In Lombardia risiedono molte famiglie omogenitoriali (famiglie composte da genitori dello stesso sesso), che non possono non essere offese e preoccupate da quanto ha deciso la Regione.
Regione Lombardia è un’istituzione pubblica e, come tale, ha il dovere di creare le condizioni per una società democratica in cui i cittadini possano sentirsi liberi e, sulla base dei contributi economici di ognuno, tuteli le loro libertà e la loro vita. Le istituzioni hanno il dovere di proteggere i propri cittadini e non devono in nessun modo creare le basi per comportamenti omofobi e pericolosi.
Dopo la Regione Veneto, che ha inteso come famiglia naturale quella fondata sul matrimonio tra un uomo ed una donna, anche la Regione Lombardia contrasta l’esistenza delle famiglie omoparentali, rischiando di mettere in pericolo i bambini e i ragazzi che compongono queste famiglie.
Posizioni culturali come quelle espresse dalle associazioni che collaborano per questo convegno, sono in contrasto con l’articolo 3 della Costituzione, che vieta ogni discriminazione.
L’associazione Famiglie Arcobaleno stima che i figli di famiglie omogenitoriali siano circa 100.000 unità.
L’omofobia si traveste, dunque, da “opinione” durante convegni in cui si sostiene che l’omosessualità è una malattia. L’Organizzazione Mondiale della sanità, l’ordine degli psicologi e molte ricerche nel campo, hanno già escluso che di malattia si tratti, definendola, invece, come espressione di identità personale.
La “Giornata della famiglia” non può essere il presupposto per comportamenti anti-democratici e discriminatori da parte delle istituzioni, soprattutto in occasione di un evento mondiale come EXPO, che dovrebbe essere aperto a tutti i popoli e durante il quale l’Italia dovrebbe mettere in vetrina il proprio carattere libertario e aperto alle sfide del mondo attuale. Una minoritaria parte della società civile vuole confinare la definizione di famiglia, alla famiglia tradizionale composta da uomo e donna, ma la realtà è ben più complessa.

◆ **Istruzioni**
1: Stabilisci se le affermazioni (a), (b) e (c) concordano con il brano sulle famiglie omogenitoriali, rispondendo sì o no a ciascuna e citando testualmente le parole decisive. (a) L'associazione Famiglie Arcobaleno stima in circa 100.000 i figli di famiglie omogenitoriali. (b) La Regione Veneto ha considerato famiglia naturale anche quella omoparentale. (c) L'Organizzazione Mondiale della sanità ha escluso che l'omosessualità sia una malattia.
2: Estrai dal brano sulle famiglie omogenitoriali, parola per parola, la parte che si apre con le parole contenenti "Dopo la Regione" e si chiude con "circa 100.000 unità.".

◆ **Dati di partenza**

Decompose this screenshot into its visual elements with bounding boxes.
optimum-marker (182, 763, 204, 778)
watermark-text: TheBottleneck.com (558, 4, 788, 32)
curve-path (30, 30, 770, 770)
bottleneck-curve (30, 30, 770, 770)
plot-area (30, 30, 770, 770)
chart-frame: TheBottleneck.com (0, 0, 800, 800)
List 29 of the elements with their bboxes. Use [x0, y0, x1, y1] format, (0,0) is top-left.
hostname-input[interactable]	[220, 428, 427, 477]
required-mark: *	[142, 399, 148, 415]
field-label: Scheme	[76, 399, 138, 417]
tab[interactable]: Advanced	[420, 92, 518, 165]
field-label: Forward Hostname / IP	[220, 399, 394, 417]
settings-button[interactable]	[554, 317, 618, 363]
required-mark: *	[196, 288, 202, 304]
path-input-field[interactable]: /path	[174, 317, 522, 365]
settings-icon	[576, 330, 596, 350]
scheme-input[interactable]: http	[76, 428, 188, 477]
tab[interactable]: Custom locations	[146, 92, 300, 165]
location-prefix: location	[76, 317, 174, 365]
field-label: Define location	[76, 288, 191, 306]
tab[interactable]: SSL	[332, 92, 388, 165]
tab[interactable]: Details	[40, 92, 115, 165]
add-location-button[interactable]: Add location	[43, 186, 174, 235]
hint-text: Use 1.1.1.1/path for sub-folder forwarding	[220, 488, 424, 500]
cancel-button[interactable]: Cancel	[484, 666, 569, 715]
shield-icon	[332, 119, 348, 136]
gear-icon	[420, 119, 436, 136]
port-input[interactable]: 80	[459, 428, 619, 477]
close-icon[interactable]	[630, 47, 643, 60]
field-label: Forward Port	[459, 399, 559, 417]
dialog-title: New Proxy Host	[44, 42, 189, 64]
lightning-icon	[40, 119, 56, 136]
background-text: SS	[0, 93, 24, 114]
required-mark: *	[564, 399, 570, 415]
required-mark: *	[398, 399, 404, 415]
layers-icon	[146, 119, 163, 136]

◆ **Soluzioni**
1:
(a) Sì: «L’associazione Famiglie Arcobaleno stima che i figli di famiglie omogenitoriali siano circa 100.000 unità.»
(b) No: «che ha inteso come famiglia naturale quella fondata sul matrimonio tra un uomo ed una donna»
(c) Sì: «L’Organizzazione Mondiale della sanità, l’ordine degli psicologi e molte ricerche nel campo, hanno già escluso che di malattia si tratti»

2:
Dopo la Regione Veneto, che ha inteso come famiglia naturale quella fondata sul matrimonio tra un uomo ed una donna, anche la Regione Lombardia contrasta l’esistenza delle famiglie omoparentali, rischiando di mettere in pericolo i bambini e i ragazzi che compongono queste famiglie.
Posizioni culturali come quelle espresse dalle associazioni che collaborano per questo convegno, sono in contrasto con l’articolo 3 della Costituzione, che vieta ogni discriminazione.
L’associazione Famiglie Arcobaleno stima che i figli di famiglie omogenitoriali siano circa 100.000 unità.